** Exercise brief **
Gather every line in the records below that contains the word "power".

** Information provided **
** START **

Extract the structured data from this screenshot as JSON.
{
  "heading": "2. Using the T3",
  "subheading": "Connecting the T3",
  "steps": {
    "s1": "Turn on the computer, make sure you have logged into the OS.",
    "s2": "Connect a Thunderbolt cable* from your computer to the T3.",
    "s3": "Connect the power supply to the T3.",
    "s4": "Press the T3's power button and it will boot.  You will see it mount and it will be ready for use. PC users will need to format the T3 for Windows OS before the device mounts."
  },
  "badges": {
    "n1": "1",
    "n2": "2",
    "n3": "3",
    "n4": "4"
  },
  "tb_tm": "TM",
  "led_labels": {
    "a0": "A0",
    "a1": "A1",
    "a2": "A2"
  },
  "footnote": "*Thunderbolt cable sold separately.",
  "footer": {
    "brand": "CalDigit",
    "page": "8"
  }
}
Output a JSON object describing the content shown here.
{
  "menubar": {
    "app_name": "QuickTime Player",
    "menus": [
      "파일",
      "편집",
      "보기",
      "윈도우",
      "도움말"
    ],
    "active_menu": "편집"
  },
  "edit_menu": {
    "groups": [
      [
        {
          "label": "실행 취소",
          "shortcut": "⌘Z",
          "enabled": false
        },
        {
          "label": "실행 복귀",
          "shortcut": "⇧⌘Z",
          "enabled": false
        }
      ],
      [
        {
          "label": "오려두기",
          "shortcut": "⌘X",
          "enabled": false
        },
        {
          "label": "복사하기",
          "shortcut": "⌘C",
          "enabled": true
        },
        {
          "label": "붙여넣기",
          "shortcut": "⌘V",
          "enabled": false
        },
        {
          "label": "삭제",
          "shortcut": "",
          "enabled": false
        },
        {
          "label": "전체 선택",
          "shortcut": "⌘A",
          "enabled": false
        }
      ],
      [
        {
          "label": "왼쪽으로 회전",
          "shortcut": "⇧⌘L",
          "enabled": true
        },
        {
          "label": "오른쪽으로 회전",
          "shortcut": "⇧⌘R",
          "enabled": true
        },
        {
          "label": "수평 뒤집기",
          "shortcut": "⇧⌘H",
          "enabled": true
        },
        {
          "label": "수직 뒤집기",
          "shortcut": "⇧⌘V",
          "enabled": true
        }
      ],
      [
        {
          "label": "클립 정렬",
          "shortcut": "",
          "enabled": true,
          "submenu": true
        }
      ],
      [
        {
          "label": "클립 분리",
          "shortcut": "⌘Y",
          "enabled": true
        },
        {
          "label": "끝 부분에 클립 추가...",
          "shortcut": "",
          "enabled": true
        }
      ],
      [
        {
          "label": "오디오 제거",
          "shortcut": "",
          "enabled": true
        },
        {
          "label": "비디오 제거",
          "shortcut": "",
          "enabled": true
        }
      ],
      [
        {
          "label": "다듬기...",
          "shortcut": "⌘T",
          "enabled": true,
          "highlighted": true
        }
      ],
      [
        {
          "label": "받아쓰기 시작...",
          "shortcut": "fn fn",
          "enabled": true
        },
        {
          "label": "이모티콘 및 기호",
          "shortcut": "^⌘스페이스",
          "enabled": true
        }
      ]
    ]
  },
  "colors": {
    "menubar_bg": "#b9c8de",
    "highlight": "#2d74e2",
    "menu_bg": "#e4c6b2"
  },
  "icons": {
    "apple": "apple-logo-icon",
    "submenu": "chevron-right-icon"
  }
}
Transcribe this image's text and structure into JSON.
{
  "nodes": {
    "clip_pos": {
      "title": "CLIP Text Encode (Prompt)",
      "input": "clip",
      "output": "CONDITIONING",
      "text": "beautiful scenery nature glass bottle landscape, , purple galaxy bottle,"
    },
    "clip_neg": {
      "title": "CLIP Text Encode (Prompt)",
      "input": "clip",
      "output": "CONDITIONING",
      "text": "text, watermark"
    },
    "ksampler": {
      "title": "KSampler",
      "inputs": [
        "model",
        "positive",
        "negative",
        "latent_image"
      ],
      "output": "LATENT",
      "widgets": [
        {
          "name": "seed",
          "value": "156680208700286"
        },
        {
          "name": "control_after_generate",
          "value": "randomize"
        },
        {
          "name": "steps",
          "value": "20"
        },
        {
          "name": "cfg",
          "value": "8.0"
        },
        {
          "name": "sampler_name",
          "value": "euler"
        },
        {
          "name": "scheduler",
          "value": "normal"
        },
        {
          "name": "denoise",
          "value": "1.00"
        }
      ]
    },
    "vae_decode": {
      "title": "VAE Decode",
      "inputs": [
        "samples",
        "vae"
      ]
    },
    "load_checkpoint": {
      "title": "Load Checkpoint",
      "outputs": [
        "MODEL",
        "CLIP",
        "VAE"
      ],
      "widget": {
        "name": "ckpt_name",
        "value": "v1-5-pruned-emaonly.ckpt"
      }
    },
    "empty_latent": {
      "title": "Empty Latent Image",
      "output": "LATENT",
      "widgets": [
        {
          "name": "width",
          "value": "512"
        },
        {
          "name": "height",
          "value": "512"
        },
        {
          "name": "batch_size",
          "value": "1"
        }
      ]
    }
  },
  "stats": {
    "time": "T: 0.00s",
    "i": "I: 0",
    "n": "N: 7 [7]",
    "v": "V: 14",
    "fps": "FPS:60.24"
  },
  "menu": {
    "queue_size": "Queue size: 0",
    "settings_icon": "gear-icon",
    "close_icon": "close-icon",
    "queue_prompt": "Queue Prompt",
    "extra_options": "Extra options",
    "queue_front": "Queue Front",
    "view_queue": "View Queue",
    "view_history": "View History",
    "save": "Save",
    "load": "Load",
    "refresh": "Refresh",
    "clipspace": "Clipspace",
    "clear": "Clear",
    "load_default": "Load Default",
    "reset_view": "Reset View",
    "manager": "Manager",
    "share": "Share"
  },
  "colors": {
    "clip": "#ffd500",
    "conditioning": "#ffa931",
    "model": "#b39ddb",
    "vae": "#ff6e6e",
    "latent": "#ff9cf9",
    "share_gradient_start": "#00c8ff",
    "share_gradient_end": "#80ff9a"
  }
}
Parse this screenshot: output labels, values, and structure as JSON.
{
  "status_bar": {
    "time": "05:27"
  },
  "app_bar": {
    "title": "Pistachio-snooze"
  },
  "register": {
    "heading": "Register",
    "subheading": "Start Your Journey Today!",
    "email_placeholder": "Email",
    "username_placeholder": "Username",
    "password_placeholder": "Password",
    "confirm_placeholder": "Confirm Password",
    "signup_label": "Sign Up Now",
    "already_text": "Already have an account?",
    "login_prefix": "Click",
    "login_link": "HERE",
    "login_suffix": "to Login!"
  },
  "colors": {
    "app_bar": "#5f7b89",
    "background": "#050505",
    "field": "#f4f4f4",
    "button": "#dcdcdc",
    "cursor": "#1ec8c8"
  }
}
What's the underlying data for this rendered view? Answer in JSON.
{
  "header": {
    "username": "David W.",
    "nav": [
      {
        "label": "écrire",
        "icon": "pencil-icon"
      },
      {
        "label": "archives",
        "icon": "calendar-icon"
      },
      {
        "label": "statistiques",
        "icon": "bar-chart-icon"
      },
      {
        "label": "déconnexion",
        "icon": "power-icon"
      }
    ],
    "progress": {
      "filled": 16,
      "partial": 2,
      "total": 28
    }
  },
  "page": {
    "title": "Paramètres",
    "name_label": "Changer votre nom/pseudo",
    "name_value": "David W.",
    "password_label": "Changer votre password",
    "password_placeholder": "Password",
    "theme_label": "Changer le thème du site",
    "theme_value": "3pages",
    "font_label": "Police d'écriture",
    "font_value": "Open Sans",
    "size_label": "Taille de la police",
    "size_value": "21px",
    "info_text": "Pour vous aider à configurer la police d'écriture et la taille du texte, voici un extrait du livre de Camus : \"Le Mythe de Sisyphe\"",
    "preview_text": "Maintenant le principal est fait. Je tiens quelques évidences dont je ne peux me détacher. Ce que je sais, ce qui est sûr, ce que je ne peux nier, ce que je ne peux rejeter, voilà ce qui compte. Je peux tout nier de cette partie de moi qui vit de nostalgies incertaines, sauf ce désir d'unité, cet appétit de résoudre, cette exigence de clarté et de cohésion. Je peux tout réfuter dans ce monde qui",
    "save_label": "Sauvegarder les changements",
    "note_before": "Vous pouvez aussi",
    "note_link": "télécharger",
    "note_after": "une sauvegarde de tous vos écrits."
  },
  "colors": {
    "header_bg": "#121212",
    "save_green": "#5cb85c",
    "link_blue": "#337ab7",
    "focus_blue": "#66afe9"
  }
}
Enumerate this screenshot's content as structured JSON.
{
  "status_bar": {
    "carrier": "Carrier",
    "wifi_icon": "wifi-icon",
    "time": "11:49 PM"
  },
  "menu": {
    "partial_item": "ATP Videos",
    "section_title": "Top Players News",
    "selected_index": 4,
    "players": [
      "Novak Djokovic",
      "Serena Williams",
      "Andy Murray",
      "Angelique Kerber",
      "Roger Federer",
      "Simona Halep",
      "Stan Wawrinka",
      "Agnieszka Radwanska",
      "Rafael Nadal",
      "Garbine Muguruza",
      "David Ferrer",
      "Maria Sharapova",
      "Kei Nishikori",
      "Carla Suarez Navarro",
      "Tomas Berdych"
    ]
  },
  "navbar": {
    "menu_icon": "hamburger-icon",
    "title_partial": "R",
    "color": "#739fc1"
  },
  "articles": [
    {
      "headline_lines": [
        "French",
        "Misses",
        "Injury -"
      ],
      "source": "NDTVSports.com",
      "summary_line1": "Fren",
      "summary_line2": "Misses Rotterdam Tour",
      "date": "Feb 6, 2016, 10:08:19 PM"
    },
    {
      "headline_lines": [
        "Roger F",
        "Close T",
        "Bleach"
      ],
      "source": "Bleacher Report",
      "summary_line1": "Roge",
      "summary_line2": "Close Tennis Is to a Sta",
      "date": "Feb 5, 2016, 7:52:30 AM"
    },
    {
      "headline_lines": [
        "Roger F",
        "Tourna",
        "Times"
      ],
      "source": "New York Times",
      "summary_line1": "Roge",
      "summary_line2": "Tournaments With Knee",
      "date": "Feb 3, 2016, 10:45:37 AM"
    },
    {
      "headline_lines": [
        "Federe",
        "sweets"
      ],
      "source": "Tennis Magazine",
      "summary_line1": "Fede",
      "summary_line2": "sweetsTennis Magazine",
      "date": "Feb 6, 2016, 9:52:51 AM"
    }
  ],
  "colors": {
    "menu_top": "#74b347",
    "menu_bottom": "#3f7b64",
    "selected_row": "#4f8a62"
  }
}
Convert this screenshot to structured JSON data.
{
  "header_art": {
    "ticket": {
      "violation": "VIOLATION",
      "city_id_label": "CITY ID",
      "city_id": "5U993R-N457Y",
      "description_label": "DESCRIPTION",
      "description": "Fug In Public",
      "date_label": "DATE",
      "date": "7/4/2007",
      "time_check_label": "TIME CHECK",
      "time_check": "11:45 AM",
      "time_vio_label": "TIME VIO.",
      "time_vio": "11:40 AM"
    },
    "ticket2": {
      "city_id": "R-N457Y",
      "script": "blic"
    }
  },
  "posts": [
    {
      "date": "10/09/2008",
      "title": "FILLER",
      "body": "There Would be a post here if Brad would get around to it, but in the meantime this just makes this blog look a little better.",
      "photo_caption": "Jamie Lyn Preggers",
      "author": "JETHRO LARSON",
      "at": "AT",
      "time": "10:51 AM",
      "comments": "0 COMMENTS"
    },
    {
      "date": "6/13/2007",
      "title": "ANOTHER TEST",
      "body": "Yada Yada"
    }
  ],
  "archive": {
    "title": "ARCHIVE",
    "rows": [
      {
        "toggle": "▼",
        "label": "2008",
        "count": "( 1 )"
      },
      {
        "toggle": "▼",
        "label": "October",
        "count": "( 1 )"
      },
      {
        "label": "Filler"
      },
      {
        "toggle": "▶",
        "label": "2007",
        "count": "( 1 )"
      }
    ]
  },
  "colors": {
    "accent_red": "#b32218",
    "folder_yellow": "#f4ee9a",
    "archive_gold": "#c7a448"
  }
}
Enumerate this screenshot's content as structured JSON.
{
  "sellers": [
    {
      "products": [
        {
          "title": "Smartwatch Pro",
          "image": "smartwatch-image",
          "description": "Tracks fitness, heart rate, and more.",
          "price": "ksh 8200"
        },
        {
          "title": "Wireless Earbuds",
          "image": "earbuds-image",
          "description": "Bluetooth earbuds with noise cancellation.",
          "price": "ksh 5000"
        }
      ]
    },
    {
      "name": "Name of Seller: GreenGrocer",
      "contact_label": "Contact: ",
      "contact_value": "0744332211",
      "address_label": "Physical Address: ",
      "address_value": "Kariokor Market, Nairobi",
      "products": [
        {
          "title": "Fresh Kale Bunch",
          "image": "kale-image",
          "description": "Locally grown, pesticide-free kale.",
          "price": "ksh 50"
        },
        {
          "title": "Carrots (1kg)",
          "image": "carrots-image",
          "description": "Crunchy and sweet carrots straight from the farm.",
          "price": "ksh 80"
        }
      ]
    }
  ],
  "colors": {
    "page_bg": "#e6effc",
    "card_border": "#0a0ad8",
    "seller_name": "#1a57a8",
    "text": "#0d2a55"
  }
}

** END **

** Problem solution **
    "s3": "Connect the power supply to the T3.",
    "s4": "Press the T3's power button and it will boot.  You will see it mount and it will be ready for use. PC users will need to format the T3 for Windows OS before the device mounts."
        "icon": "power-icon"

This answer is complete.